- [Written exercise 1]: In the plea to enterprise software makers, what is blamed for Excel hell?
- [Written exercise 2]: Pick up the plea to enterprise software makers after its last sentence and write the next part.
>> BEGIN Document extract
To Enterprise software makers, my plea.

Excel hell is not an evil Microsoft plot, or some sort of madness that descends upon otherwise sane managers and knowledge workers when they open the PC.  It is the fault of enterprise software failing to provide an alternative.

Most of the users who use your software for a significant part of their day do so because they have to if they want to get paid: accounts payable experts, call centre agents, payroll administrators and returns clerks, for instance. They can’t get up in the morning and say, “Today, I’ll use Lawson or Oracle, because I didn’t really like the feel of the SAP application I used to process those invoices yesterday.”  Admin users are in an arranged marriage. On some rare occasions, love blossoms, especially in the payroll department. Most of the time though, they seethe with quiet loathing.
>> END Document extract
>> BEGIN Provided material
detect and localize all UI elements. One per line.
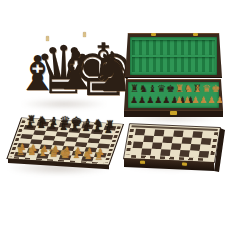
>> END Provided material
- [Final result 1]: Enterprise software's failure to provide an alternative.

- [Final result 2]:
Most employees in an organization are voluntary users for the vast majority of processes. They don’t have to log onto the employee skills dashboard every week to check if their team is on track for their development goals. If once a year they log on to the HR application, complete the appraisals as fast as they can, and get out of there, they will. Many top sales people spend as little time as they possibility can in CRM systems. Many poor salespeople spend considerable time logged onto CRM applications.

Now you can draw up long valid lists of reasons why enterprise applications are better for business processes than Excel (an ideal use for Excel). You can deliver fire and brimstone warnings about the damnation that is Excel hell (use Facebook to attract others to your cause).

Or you can ask yourself some hard questions about your own design thinking.

If you expect managers and knowledge workers to do serious value added work with your applications, rather than filling in the mandatory fields in travel expenses and fleeing back to email, then it is from the likes of Excel and Facebook that you must learn. Excel entices with simplicity for beginners and powerful freedom for experts. Facebook squeezes every drop out of the human desire to share and tell.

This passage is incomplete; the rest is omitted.